Requirement
Gather from the material every line that contains the string "JSON".

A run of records
-- Start --
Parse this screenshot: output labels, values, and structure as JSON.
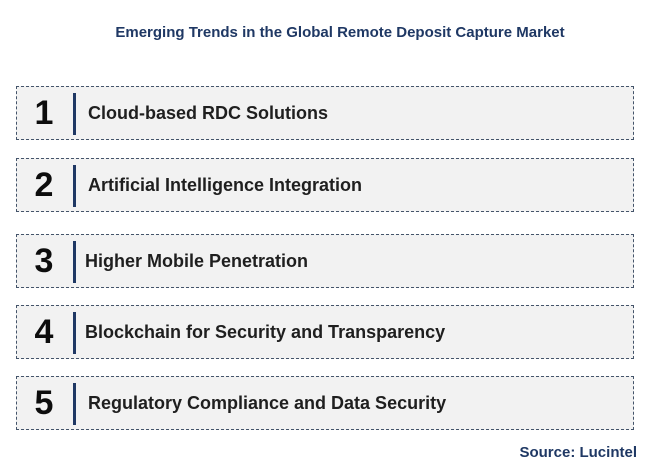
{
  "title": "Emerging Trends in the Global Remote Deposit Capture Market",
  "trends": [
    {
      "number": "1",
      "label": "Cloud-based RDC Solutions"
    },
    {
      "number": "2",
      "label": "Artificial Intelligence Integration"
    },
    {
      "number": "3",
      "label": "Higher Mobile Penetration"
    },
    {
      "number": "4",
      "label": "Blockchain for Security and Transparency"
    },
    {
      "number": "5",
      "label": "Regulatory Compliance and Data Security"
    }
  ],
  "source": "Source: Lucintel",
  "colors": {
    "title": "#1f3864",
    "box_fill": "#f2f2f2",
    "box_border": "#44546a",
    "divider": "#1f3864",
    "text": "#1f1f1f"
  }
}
-- End --
-- Start --
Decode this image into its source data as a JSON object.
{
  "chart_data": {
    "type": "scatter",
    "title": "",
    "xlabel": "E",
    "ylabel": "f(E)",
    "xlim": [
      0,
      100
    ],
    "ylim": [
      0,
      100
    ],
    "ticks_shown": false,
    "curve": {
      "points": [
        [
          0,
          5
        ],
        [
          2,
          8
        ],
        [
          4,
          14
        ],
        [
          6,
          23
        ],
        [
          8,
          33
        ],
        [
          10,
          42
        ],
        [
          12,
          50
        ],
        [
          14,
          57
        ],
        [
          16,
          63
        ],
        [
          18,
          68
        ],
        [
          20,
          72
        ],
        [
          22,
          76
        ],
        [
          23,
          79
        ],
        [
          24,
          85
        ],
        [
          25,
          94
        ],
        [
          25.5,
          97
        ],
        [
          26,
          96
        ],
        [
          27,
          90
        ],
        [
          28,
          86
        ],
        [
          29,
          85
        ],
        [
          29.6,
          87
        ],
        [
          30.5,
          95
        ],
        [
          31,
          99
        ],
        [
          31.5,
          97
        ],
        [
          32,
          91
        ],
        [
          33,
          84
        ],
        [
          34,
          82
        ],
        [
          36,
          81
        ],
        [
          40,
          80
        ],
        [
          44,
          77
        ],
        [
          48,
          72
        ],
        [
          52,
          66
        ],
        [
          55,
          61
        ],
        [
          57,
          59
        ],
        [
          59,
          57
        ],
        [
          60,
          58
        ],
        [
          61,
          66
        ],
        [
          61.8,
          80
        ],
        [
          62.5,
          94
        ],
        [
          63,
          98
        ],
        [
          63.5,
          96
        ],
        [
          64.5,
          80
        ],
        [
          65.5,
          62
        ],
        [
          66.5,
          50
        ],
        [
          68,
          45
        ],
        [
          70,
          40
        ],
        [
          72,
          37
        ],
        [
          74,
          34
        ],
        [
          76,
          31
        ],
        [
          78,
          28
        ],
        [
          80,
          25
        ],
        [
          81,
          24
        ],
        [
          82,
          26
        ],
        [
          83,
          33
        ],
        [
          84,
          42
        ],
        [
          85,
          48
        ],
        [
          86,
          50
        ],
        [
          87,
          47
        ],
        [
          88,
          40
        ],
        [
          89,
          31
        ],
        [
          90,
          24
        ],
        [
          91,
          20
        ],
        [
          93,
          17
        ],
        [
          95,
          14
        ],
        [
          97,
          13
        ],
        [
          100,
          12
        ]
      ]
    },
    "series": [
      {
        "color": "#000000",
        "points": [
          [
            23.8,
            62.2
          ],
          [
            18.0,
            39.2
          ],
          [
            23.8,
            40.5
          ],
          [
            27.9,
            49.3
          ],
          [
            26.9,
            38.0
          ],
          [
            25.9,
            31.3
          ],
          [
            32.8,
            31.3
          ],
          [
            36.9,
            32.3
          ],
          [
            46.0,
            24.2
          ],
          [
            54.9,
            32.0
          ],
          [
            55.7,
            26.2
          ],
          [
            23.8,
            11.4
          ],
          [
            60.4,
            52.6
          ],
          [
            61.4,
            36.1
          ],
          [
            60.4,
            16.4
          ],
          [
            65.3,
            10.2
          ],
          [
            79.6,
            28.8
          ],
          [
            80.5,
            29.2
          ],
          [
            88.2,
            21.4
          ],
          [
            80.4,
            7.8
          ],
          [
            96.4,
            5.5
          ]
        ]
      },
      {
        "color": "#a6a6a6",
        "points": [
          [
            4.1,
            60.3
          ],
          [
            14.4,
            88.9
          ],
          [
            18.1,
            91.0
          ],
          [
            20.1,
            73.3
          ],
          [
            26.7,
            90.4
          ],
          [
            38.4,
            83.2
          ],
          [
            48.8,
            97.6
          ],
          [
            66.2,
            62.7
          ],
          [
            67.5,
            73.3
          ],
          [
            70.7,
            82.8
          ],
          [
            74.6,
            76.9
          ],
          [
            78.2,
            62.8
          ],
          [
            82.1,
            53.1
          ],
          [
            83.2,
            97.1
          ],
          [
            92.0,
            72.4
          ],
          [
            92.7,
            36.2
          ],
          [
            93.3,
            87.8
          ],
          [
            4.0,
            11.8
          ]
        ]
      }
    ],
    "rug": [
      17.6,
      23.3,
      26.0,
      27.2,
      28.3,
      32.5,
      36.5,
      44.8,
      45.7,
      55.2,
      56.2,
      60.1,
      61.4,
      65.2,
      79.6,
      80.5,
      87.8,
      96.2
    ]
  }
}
-- End --
-- Start --
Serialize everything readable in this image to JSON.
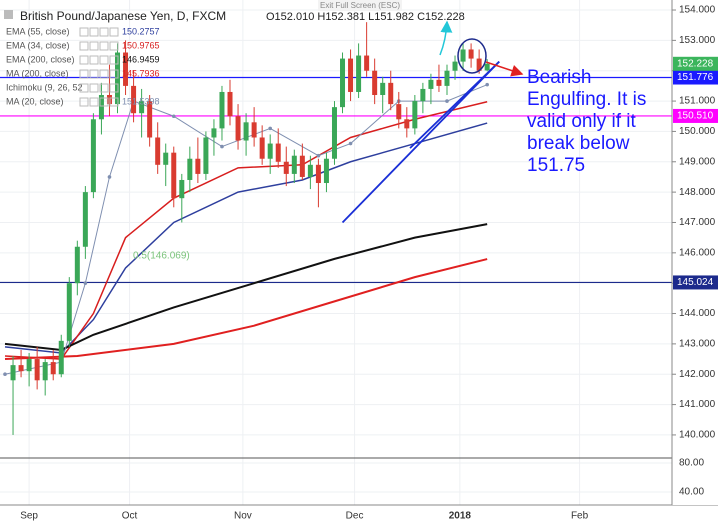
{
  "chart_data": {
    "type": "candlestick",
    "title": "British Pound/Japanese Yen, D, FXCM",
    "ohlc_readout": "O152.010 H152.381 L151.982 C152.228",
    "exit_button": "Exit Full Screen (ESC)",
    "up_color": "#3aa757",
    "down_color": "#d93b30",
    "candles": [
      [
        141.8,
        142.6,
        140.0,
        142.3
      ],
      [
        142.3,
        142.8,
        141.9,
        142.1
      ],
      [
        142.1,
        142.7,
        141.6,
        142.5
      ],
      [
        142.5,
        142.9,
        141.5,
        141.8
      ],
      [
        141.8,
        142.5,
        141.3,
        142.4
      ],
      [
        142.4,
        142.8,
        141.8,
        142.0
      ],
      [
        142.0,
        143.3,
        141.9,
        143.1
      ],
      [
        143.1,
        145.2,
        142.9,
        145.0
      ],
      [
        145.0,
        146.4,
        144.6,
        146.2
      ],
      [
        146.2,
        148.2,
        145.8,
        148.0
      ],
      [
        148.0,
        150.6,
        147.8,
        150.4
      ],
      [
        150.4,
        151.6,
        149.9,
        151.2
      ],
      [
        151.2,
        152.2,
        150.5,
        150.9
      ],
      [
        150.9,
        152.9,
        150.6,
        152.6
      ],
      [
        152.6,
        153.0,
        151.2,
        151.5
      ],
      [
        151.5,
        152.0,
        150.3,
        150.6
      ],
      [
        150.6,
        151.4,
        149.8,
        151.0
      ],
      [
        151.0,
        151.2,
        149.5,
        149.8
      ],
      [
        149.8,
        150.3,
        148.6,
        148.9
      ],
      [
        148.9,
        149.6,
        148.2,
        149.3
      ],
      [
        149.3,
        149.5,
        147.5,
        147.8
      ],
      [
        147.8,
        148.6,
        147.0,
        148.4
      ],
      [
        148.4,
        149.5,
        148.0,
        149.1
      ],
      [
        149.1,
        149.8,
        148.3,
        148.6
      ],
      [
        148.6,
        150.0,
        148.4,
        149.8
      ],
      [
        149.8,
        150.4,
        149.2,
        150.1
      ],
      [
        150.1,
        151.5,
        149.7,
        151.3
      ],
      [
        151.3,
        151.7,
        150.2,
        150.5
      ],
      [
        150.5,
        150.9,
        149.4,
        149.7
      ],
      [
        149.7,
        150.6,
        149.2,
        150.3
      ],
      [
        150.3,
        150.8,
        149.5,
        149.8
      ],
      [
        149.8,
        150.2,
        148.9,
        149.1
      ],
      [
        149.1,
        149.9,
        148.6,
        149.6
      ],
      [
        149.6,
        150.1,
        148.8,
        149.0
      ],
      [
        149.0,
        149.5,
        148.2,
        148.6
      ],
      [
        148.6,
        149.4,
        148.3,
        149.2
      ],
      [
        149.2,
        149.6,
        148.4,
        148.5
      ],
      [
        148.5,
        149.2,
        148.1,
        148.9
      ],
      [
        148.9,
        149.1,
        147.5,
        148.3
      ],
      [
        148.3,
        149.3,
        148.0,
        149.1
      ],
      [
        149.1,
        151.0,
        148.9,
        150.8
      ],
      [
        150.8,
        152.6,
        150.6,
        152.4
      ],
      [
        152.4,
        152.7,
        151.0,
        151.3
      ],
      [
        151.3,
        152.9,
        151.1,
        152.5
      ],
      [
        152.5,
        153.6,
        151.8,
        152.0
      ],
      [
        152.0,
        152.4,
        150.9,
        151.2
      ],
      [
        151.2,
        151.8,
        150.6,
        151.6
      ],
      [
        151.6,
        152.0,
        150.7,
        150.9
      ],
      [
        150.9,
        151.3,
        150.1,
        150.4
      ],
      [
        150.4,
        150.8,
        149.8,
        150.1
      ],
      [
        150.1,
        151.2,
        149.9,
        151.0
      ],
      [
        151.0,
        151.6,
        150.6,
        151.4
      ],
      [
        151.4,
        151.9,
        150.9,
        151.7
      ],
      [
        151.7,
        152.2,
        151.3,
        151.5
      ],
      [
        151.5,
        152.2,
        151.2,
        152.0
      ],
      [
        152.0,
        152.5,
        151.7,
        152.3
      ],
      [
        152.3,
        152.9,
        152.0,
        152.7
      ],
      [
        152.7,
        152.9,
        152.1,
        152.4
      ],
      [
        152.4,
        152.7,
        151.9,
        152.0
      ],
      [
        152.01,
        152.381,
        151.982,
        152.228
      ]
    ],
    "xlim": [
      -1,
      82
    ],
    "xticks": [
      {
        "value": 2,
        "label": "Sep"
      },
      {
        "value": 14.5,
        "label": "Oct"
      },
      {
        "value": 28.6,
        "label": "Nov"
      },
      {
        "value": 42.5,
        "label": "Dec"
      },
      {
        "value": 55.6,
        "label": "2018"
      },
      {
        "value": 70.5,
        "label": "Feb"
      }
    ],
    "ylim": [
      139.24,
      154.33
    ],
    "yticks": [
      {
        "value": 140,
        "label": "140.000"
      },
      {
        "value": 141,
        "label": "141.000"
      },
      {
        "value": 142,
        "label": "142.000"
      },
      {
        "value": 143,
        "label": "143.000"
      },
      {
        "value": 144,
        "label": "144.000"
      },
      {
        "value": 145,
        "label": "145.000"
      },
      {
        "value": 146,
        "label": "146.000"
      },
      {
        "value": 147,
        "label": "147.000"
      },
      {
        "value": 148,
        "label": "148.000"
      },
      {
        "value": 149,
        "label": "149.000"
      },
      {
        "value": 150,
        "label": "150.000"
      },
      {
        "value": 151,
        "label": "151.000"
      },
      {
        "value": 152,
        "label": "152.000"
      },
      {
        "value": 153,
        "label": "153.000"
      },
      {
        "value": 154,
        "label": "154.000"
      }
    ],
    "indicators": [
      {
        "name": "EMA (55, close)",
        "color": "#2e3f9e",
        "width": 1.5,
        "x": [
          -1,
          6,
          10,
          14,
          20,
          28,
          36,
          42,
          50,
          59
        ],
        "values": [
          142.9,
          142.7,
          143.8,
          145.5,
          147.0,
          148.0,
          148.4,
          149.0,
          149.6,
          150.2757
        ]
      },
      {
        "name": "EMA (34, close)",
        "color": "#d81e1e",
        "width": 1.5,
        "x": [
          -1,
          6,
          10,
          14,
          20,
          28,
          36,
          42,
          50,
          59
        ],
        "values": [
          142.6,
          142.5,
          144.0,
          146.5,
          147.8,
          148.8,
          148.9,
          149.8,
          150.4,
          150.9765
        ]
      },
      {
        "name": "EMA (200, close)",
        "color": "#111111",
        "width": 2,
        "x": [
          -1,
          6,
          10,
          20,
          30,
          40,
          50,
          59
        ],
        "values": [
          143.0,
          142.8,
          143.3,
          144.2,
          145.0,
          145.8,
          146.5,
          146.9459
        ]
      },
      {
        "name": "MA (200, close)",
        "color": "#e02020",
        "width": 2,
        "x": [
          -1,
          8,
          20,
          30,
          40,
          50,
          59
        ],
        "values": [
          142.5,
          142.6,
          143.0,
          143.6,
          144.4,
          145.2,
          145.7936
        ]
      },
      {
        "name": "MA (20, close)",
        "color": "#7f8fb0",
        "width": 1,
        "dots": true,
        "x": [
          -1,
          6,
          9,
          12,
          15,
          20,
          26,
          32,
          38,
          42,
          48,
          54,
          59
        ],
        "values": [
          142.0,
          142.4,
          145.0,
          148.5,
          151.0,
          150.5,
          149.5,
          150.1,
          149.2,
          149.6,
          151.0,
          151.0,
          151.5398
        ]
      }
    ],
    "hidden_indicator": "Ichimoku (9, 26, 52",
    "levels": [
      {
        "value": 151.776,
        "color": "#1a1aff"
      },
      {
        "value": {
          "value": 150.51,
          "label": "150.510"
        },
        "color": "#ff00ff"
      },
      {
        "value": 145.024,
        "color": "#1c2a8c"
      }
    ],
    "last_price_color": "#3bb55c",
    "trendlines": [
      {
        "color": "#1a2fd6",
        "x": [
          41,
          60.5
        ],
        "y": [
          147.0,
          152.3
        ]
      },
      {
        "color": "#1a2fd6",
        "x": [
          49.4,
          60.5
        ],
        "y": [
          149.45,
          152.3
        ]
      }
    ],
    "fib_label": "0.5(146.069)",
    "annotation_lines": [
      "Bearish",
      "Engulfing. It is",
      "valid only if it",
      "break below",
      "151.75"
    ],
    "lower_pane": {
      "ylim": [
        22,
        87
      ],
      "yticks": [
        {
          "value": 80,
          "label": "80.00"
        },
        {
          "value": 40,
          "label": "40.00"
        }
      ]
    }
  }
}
-- End --
The solution
Parse this screenshot: output labels, values, and structure as JSON.
Decode this image into its source data as a JSON object.
Serialize everything readable in this image to JSON.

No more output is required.